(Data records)
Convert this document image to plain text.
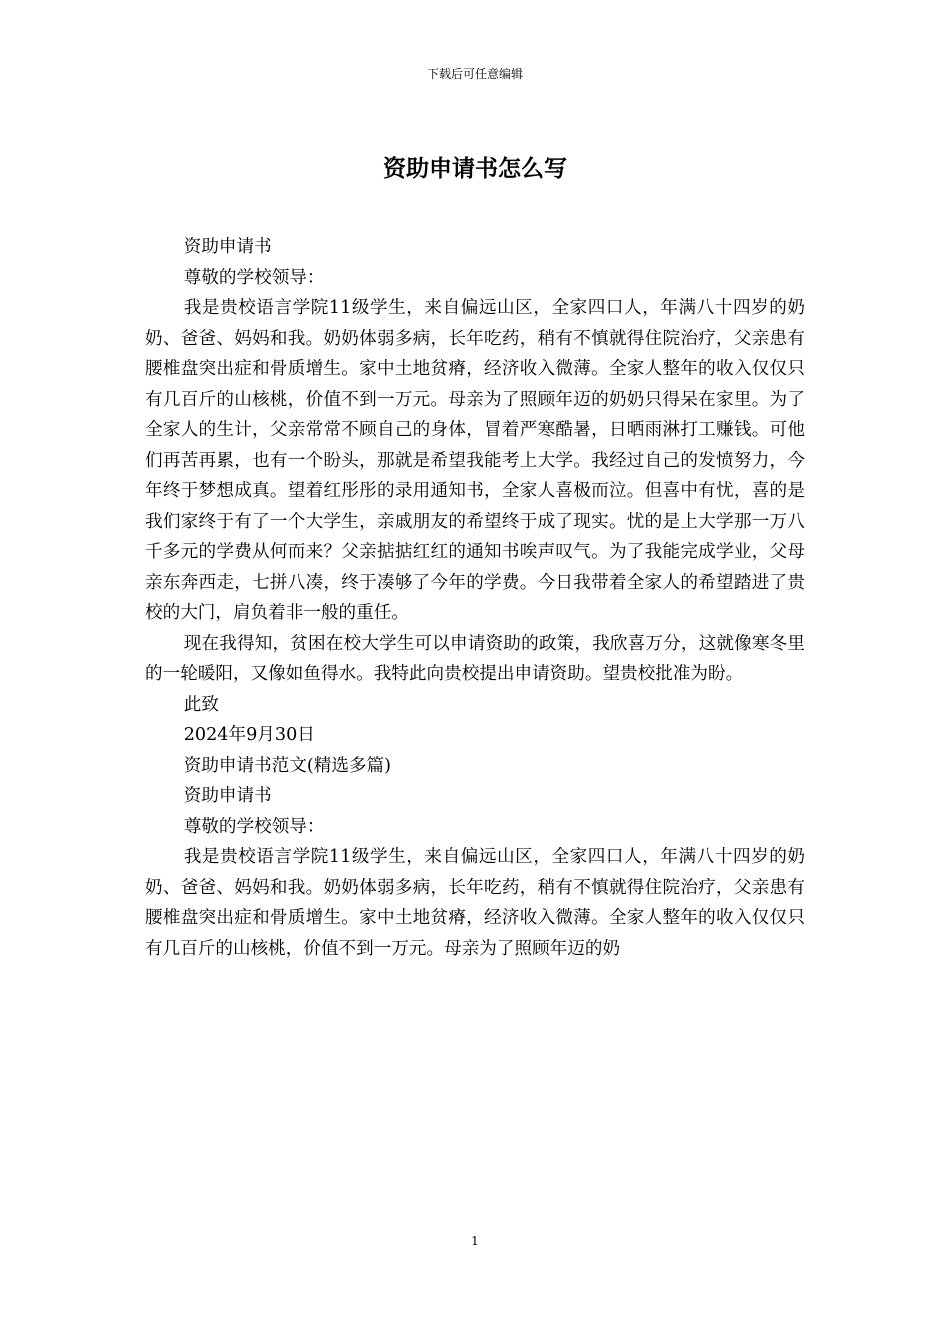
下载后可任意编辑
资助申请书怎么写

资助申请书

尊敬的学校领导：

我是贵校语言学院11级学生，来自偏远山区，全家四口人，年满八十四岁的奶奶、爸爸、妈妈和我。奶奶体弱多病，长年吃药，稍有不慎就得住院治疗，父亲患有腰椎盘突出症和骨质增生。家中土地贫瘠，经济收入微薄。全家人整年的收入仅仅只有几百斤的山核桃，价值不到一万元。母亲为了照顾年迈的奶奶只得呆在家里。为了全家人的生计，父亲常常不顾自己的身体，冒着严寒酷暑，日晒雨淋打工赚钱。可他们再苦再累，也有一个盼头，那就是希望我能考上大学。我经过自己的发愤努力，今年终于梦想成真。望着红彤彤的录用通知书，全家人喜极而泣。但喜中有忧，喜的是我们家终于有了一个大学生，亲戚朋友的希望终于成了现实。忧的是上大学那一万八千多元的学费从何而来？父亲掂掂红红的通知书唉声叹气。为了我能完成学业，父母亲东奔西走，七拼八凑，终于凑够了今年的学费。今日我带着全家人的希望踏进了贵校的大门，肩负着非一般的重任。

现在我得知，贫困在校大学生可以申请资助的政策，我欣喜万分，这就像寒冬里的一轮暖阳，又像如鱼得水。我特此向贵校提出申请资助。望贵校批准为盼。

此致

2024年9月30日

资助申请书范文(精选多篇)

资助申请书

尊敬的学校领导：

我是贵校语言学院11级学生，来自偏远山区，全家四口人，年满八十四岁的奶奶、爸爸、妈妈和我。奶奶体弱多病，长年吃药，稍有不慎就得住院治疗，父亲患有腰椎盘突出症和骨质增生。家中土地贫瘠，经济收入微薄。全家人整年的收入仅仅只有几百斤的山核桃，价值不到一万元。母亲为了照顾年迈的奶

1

• [Exercise description]:
Each line of the data should be quoted exactly, with pictures left out.

• [Answer to the problem]:
Convert this document image to plain text.
下载后可任意编辑
资助申请书怎么写

资助申请书

尊敬的学校领导：

我是贵校语言学院11级学生，来自偏远山区，全家四口人，年满八十四岁的奶奶、爸爸、妈妈和我。奶奶体弱多病，长年吃药，稍有不慎就得住院治疗，父亲患有腰椎盘突出症和骨质增生。家中土地贫瘠，经济收入微薄。全家人整年的收入仅仅只有几百斤的山核桃，价值不到一万元。母亲为了照顾年迈的奶奶只得呆在家里。为了全家人的生计，父亲常常不顾自己的身体，冒着严寒酷暑，日晒雨淋打工赚钱。可他们再苦再累，也有一个盼头，那就是希望我能考上大学。我经过自己的发愤努力，今年终于梦想成真。望着红彤彤的录用通知书，全家人喜极而泣。但喜中有忧，喜的是我们家终于有了一个大学生，亲戚朋友的希望终于成了现实。忧的是上大学那一万八千多元的学费从何而来？父亲掂掂红红的通知书唉声叹气。为了我能完成学业，父母亲东奔西走，七拼八凑，终于凑够了今年的学费。今日我带着全家人的希望踏进了贵校的大门，肩负着非一般的重任。

现在我得知，贫困在校大学生可以申请资助的政策，我欣喜万分，这就像寒冬里的一轮暖阳，又像如鱼得水。我特此向贵校提出申请资助。望贵校批准为盼。

此致

2024年9月30日

资助申请书范文(精选多篇)

资助申请书

尊敬的学校领导：

我是贵校语言学院11级学生，来自偏远山区，全家四口人，年满八十四岁的奶奶、爸爸、妈妈和我。奶奶体弱多病，长年吃药，稍有不慎就得住院治疗，父亲患有腰椎盘突出症和骨质增生。家中土地贫瘠，经济收入微薄。全家人整年的收入仅仅只有几百斤的山核桃，价值不到一万元。母亲为了照顾年迈的奶

1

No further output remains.